[WHAT YOU HAVE TO DO] Keeping every line intact, print the records that follow.
START DATA
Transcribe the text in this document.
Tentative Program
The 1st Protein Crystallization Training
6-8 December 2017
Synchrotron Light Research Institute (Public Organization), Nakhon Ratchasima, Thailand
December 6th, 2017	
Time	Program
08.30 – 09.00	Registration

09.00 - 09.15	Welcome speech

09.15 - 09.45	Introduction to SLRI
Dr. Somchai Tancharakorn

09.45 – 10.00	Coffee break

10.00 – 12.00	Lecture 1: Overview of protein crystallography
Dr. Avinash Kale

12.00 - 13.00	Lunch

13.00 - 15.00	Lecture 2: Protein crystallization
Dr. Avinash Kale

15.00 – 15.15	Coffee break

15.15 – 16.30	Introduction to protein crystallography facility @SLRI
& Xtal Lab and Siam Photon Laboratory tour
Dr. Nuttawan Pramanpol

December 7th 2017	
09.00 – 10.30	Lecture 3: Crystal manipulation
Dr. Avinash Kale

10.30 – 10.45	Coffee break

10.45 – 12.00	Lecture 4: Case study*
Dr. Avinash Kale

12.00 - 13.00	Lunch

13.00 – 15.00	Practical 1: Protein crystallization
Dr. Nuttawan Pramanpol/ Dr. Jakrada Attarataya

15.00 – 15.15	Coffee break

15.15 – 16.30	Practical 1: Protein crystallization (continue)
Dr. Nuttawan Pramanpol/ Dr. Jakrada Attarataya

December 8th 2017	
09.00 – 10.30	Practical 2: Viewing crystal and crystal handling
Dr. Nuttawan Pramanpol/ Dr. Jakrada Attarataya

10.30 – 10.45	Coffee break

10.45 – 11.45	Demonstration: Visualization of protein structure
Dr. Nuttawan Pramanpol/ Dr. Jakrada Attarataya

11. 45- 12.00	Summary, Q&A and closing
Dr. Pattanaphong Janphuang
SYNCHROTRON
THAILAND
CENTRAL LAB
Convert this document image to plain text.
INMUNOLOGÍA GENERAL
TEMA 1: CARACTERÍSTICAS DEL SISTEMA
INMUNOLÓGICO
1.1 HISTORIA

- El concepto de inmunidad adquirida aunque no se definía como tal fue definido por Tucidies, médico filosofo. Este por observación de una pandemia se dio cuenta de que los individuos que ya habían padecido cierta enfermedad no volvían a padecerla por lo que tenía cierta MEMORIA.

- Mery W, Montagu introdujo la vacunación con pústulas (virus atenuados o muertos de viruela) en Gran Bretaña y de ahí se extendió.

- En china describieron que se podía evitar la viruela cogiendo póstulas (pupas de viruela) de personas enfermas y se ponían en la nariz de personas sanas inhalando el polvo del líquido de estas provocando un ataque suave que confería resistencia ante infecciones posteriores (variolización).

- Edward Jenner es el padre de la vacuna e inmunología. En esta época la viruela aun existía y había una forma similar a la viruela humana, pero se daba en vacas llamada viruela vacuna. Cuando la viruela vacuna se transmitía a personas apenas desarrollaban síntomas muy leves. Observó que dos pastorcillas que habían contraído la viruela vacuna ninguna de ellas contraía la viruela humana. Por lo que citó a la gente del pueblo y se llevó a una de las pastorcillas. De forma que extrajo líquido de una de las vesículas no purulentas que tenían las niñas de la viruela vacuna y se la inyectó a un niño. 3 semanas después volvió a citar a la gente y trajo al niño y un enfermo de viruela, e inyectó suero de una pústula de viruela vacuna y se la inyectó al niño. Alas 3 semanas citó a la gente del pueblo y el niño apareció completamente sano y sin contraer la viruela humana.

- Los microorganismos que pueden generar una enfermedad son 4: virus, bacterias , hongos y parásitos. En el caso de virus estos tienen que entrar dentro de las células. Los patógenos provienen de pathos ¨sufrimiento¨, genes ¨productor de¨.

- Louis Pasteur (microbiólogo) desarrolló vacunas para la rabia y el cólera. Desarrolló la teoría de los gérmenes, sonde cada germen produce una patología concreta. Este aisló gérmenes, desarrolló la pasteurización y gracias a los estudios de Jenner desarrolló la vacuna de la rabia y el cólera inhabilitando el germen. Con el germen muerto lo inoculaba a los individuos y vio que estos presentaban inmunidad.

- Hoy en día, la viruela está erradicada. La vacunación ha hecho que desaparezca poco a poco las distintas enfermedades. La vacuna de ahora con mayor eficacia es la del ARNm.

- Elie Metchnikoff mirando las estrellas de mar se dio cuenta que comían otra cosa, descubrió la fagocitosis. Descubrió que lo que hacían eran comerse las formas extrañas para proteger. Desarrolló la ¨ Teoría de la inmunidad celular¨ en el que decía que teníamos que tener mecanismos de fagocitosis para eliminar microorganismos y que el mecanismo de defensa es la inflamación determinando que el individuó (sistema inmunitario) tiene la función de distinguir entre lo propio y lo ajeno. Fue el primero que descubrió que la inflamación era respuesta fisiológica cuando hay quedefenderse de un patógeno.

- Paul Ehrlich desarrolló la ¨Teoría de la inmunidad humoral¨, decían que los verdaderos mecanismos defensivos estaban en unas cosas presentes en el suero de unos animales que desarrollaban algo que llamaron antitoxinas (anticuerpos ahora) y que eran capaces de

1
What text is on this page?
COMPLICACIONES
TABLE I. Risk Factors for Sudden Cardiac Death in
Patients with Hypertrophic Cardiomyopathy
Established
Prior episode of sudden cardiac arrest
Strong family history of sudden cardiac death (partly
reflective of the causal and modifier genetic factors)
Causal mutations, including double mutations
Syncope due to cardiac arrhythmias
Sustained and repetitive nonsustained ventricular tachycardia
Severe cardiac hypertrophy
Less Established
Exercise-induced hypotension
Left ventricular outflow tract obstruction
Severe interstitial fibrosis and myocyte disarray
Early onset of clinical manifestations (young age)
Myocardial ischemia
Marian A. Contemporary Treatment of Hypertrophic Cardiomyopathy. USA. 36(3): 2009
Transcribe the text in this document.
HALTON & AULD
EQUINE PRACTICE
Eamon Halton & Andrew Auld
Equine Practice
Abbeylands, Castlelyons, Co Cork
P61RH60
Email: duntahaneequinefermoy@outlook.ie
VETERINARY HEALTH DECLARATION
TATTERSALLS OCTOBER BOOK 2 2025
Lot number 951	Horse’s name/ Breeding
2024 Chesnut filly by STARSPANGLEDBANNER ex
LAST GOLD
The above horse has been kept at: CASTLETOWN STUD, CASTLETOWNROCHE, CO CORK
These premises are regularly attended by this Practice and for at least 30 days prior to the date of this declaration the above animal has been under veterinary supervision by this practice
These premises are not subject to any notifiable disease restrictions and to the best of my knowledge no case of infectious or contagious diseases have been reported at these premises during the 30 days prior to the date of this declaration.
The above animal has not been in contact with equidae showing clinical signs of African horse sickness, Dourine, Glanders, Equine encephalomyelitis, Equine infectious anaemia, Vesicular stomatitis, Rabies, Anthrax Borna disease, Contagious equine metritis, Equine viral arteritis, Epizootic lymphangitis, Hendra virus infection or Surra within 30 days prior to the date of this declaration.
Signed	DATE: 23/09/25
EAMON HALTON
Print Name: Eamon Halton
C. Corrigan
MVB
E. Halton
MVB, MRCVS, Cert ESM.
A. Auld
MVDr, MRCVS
END DATA
[RESPONSE BOX]
Transcribe the text in this document.
Tentative Program
The 1st Protein Crystallization Training
6-8 December 2017
Synchrotron Light Research Institute (Public Organization), Nakhon Ratchasima, Thailand
December 6th, 2017	
Time	Program
08.30 – 09.00	Registration

09.00 - 09.15	Welcome speech

09.15 - 09.45	Introduction to SLRI
Dr. Somchai Tancharakorn

09.45 – 10.00	Coffee break

10.00 – 12.00	Lecture 1: Overview of protein crystallography
Dr. Avinash Kale

12.00 - 13.00	Lunch

13.00 - 15.00	Lecture 2: Protein crystallization
Dr. Avinash Kale

15.00 – 15.15	Coffee break

15.15 – 16.30	Introduction to protein crystallography facility @SLRI
& Xtal Lab and Siam Photon Laboratory tour
Dr. Nuttawan Pramanpol

December 7th 2017	
09.00 – 10.30	Lecture 3: Crystal manipulation
Dr. Avinash Kale

10.30 – 10.45	Coffee break

10.45 – 12.00	Lecture 4: Case study*
Dr. Avinash Kale

12.00 - 13.00	Lunch

13.00 – 15.00	Practical 1: Protein crystallization
Dr. Nuttawan Pramanpol/ Dr. Jakrada Attarataya

15.00 – 15.15	Coffee break

15.15 – 16.30	Practical 1: Protein crystallization (continue)
Dr. Nuttawan Pramanpol/ Dr. Jakrada Attarataya

December 8th 2017	
09.00 – 10.30	Practical 2: Viewing crystal and crystal handling
Dr. Nuttawan Pramanpol/ Dr. Jakrada Attarataya

10.30 – 10.45	Coffee break

10.45 – 11.45	Demonstration: Visualization of protein structure
Dr. Nuttawan Pramanpol/ Dr. Jakrada Attarataya

11. 45- 12.00	Summary, Q&A and closing
Dr. Pattanaphong Janphuang
SYNCHROTRON
THAILAND
CENTRAL LAB
Convert this document image to plain text.
INMUNOLOGÍA GENERAL
TEMA 1: CARACTERÍSTICAS DEL SISTEMA
INMUNOLÓGICO
1.1 HISTORIA

- El concepto de inmunidad adquirida aunque no se definía como tal fue definido por Tucidies, médico filosofo. Este por observación de una pandemia se dio cuenta de que los individuos que ya habían padecido cierta enfermedad no volvían a padecerla por lo que tenía cierta MEMORIA.

- Mery W, Montagu introdujo la vacunación con pústulas (virus atenuados o muertos de viruela) en Gran Bretaña y de ahí se extendió.

- En china describieron que se podía evitar la viruela cogiendo póstulas (pupas de viruela) de personas enfermas y se ponían en la nariz de personas sanas inhalando el polvo del líquido de estas provocando un ataque suave que confería resistencia ante infecciones posteriores (variolización).

- Edward Jenner es el padre de la vacuna e inmunología. En esta época la viruela aun existía y había una forma similar a la viruela humana, pero se daba en vacas llamada viruela vacuna. Cuando la viruela vacuna se transmitía a personas apenas desarrollaban síntomas muy leves. Observó que dos pastorcillas que habían contraído la viruela vacuna ninguna de ellas contraía la viruela humana. Por lo que citó a la gente del pueblo y se llevó a una de las pastorcillas. De forma que extrajo líquido de una de las vesículas no purulentas que tenían las niñas de la viruela vacuna y se la inyectó a un niño. 3 semanas después volvió a citar a la gente y trajo al niño y un enfermo de viruela, e inyectó suero de una pústula de viruela vacuna y se la inyectó al niño. Alas 3 semanas citó a la gente del pueblo y el niño apareció completamente sano y sin contraer la viruela humana.

- Los microorganismos que pueden generar una enfermedad son 4: virus, bacterias , hongos y parásitos. En el caso de virus estos tienen que entrar dentro de las células. Los patógenos provienen de pathos ¨sufrimiento¨, genes ¨productor de¨.

- Louis Pasteur (microbiólogo) desarrolló vacunas para la rabia y el cólera. Desarrolló la teoría de los gérmenes, sonde cada germen produce una patología concreta. Este aisló gérmenes, desarrolló la pasteurización y gracias a los estudios de Jenner desarrolló la vacuna de la rabia y el cólera inhabilitando el germen. Con el germen muerto lo inoculaba a los individuos y vio que estos presentaban inmunidad.

- Hoy en día, la viruela está erradicada. La vacunación ha hecho que desaparezca poco a poco las distintas enfermedades. La vacuna de ahora con mayor eficacia es la del ARNm.

- Elie Metchnikoff mirando las estrellas de mar se dio cuenta que comían otra cosa, descubrió la fagocitosis. Descubrió que lo que hacían eran comerse las formas extrañas para proteger. Desarrolló la ¨ Teoría de la inmunidad celular¨ en el que decía que teníamos que tener mecanismos de fagocitosis para eliminar microorganismos y que el mecanismo de defensa es la inflamación determinando que el individuó (sistema inmunitario) tiene la función de distinguir entre lo propio y lo ajeno. Fue el primero que descubrió que la inflamación era respuesta fisiológica cuando hay quedefenderse de un patógeno.

- Paul Ehrlich desarrolló la ¨Teoría de la inmunidad humoral¨, decían que los verdaderos mecanismos defensivos estaban en unas cosas presentes en el suero de unos animales que desarrollaban algo que llamaron antitoxinas (anticuerpos ahora) y que eran capaces de

1
What text is on this page?
COMPLICACIONES
TABLE I. Risk Factors for Sudden Cardiac Death in
Patients with Hypertrophic Cardiomyopathy
Established
Prior episode of sudden cardiac arrest
Strong family history of sudden cardiac death (partly
reflective of the causal and modifier genetic factors)
Causal mutations, including double mutations
Syncope due to cardiac arrhythmias
Sustained and repetitive nonsustained ventricular tachycardia
Severe cardiac hypertrophy
Less Established
Exercise-induced hypotension
Left ventricular outflow tract obstruction
Severe interstitial fibrosis and myocyte disarray
Early onset of clinical manifestations (young age)
Myocardial ischemia
Marian A. Contemporary Treatment of Hypertrophic Cardiomyopathy. USA. 36(3): 2009
Transcribe the text in this document.
HALTON & AULD
EQUINE PRACTICE
Eamon Halton & Andrew Auld
Equine Practice
Abbeylands, Castlelyons, Co Cork
P61RH60
Email: duntahaneequinefermoy@outlook.ie
VETERINARY HEALTH DECLARATION
TATTERSALLS OCTOBER BOOK 2 2025
Lot number 951	Horse’s name/ Breeding
2024 Chesnut filly by STARSPANGLEDBANNER ex
LAST GOLD
The above horse has been kept at: CASTLETOWN STUD, CASTLETOWNROCHE, CO CORK
These premises are regularly attended by this Practice and for at least 30 days prior to the date of this declaration the above animal has been under veterinary supervision by this practice
These premises are not subject to any notifiable disease restrictions and to the best of my knowledge no case of infectious or contagious diseases have been reported at these premises during the 30 days prior to the date of this declaration.
The above animal has not been in contact with equidae showing clinical signs of African horse sickness, Dourine, Glanders, Equine encephalomyelitis, Equine infectious anaemia, Vesicular stomatitis, Rabies, Anthrax Borna disease, Contagious equine metritis, Equine viral arteritis, Epizootic lymphangitis, Hendra virus infection or Surra within 30 days prior to the date of this declaration.
Signed	DATE: 23/09/25
EAMON HALTON
Print Name: Eamon Halton
C. Corrigan
MVB
E. Halton
MVB, MRCVS, Cert ESM.
A. Auld
MVDr, MRCVS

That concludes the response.